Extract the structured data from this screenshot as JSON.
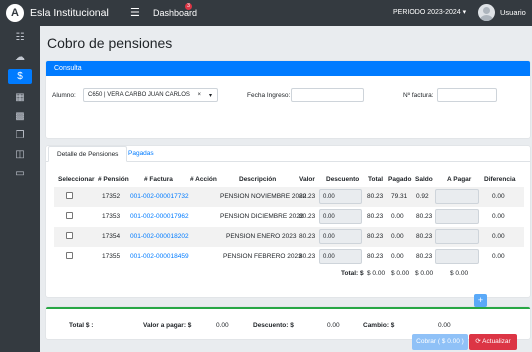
{
  "topbar": {
    "brand": "Esla Institucional",
    "logo_letter": "A",
    "menu_icon": "hamburger-icon",
    "dashboard": "Dashboard",
    "badge": "3",
    "periodo": "PERIODO 2023-2024",
    "user": "Usuario"
  },
  "sidebar": {
    "items": [
      "sitemap-icon",
      "cloud-icon",
      "dollar-circle-icon",
      "calendar-icon",
      "save-icon",
      "copy-icon",
      "gift-icon",
      "monitor-icon"
    ],
    "active_index": 2
  },
  "page": {
    "title": "Cobro de pensiones"
  },
  "consulta": {
    "header": "Consulta",
    "alumno_label": "Alumno:",
    "alumno_value": "C650 | VERA CARBO JUAN CARLOS",
    "fecha_label": "Fecha Ingreso:",
    "fecha_value": "",
    "factura_label": "Nº factura:",
    "factura_value": ""
  },
  "tabs": {
    "detalle": "Detalle de Pensiones",
    "pagadas": "Pagadas"
  },
  "table": {
    "headers": [
      "Seleccionar",
      "# Pensión",
      "# Factura",
      "# Acción",
      "Descripción",
      "Valor",
      "Descuento",
      "Total",
      "Pagado",
      "Saldo",
      "A Pagar",
      "Diferencia"
    ],
    "rows": [
      {
        "pension": "17352",
        "factura": "001-002-000017732",
        "descripcion": "PENSION NOVIEMBRE 2022",
        "valor": "80.23",
        "descuento": "0.00",
        "total": "80.23",
        "pagado": "79.31",
        "saldo": "0.92",
        "apagar": "",
        "diferencia": "0.00"
      },
      {
        "pension": "17353",
        "factura": "001-002-000017962",
        "descripcion": "PENSION DICIEMBRE 2022",
        "valor": "80.23",
        "descuento": "0.00",
        "total": "80.23",
        "pagado": "0.00",
        "saldo": "80.23",
        "apagar": "",
        "diferencia": "0.00"
      },
      {
        "pension": "17354",
        "factura": "001-002-000018202",
        "descripcion": "PENSION ENERO 2023",
        "valor": "80.23",
        "descuento": "0.00",
        "total": "80.23",
        "pagado": "0.00",
        "saldo": "80.23",
        "apagar": "",
        "diferencia": "0.00"
      },
      {
        "pension": "17355",
        "factura": "001-002-000018459",
        "descripcion": "PENSION FEBRERO 2023",
        "valor": "80.23",
        "descuento": "0.00",
        "total": "80.23",
        "pagado": "0.00",
        "saldo": "80.23",
        "apagar": "",
        "diferencia": "0.00"
      }
    ],
    "totals": {
      "label": "Total: $",
      "total": "$ 0.00",
      "pagado": "$ 0.00",
      "saldo": "$ 0.00",
      "apagar": "$ 0.00"
    }
  },
  "summary": {
    "total_label": "Total $ :",
    "valor_label": "Valor a pagar: $",
    "valor_value": "0.00",
    "descuento_label": "Descuento: $",
    "descuento_value": "0.00",
    "cambio_label": "Cambio: $",
    "cambio_value": "0.00"
  },
  "actions": {
    "cobrar": "Cobrar ( $ 0.00 )",
    "actualizar": "Actualizar"
  }
}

> [WHAT NEEDS TO BE DONE] Can the entries above be repeated exactly, without their pictures?

> [TASK ANSWER]
Extract the structured data from this screenshot as JSON.
{
  "topbar": {
    "brand": "Esla Institucional",
    "logo_letter": "A",
    "menu_icon": "hamburger-icon",
    "dashboard": "Dashboard",
    "badge": "3",
    "periodo": "PERIODO 2023-2024",
    "user": "Usuario"
  },
  "sidebar": {
    "items": [
      "sitemap-icon",
      "cloud-icon",
      "dollar-circle-icon",
      "calendar-icon",
      "save-icon",
      "copy-icon",
      "gift-icon",
      "monitor-icon"
    ],
    "active_index": 2
  },
  "page": {
    "title": "Cobro de pensiones"
  },
  "consulta": {
    "header": "Consulta",
    "alumno_label": "Alumno:",
    "alumno_value": "C650 | VERA CARBO JUAN CARLOS",
    "fecha_label": "Fecha Ingreso:",
    "fecha_value": "",
    "factura_label": "Nº factura:",
    "factura_value": ""
  },
  "tabs": {
    "detalle": "Detalle de Pensiones",
    "pagadas": "Pagadas"
  },
  "table": {
    "headers": [
      "Seleccionar",
      "# Pensión",
      "# Factura",
      "# Acción",
      "Descripción",
      "Valor",
      "Descuento",
      "Total",
      "Pagado",
      "Saldo",
      "A Pagar",
      "Diferencia"
    ],
    "rows": [
      {
        "pension": "17352",
        "factura": "001-002-000017732",
        "descripcion": "PENSION NOVIEMBRE 2022",
        "valor": "80.23",
        "descuento": "0.00",
        "total": "80.23",
        "pagado": "79.31",
        "saldo": "0.92",
        "apagar": "",
        "diferencia": "0.00"
      },
      {
        "pension": "17353",
        "factura": "001-002-000017962",
        "descripcion": "PENSION DICIEMBRE 2022",
        "valor": "80.23",
        "descuento": "0.00",
        "total": "80.23",
        "pagado": "0.00",
        "saldo": "80.23",
        "apagar": "",
        "diferencia": "0.00"
      },
      {
        "pension": "17354",
        "factura": "001-002-000018202",
        "descripcion": "PENSION ENERO 2023",
        "valor": "80.23",
        "descuento": "0.00",
        "total": "80.23",
        "pagado": "0.00",
        "saldo": "80.23",
        "apagar": "",
        "diferencia": "0.00"
      },
      {
        "pension": "17355",
        "factura": "001-002-000018459",
        "descripcion": "PENSION FEBRERO 2023",
        "valor": "80.23",
        "descuento": "0.00",
        "total": "80.23",
        "pagado": "0.00",
        "saldo": "80.23",
        "apagar": "",
        "diferencia": "0.00"
      }
    ],
    "totals": {
      "label": "Total: $",
      "total": "$ 0.00",
      "pagado": "$ 0.00",
      "saldo": "$ 0.00",
      "apagar": "$ 0.00"
    }
  },
  "summary": {
    "total_label": "Total $ :",
    "valor_label": "Valor a pagar: $",
    "valor_value": "0.00",
    "descuento_label": "Descuento: $",
    "descuento_value": "0.00",
    "cambio_label": "Cambio: $",
    "cambio_value": "0.00"
  },
  "actions": {
    "cobrar": "Cobrar ( $ 0.00 )",
    "actualizar": "Actualizar"
  }
}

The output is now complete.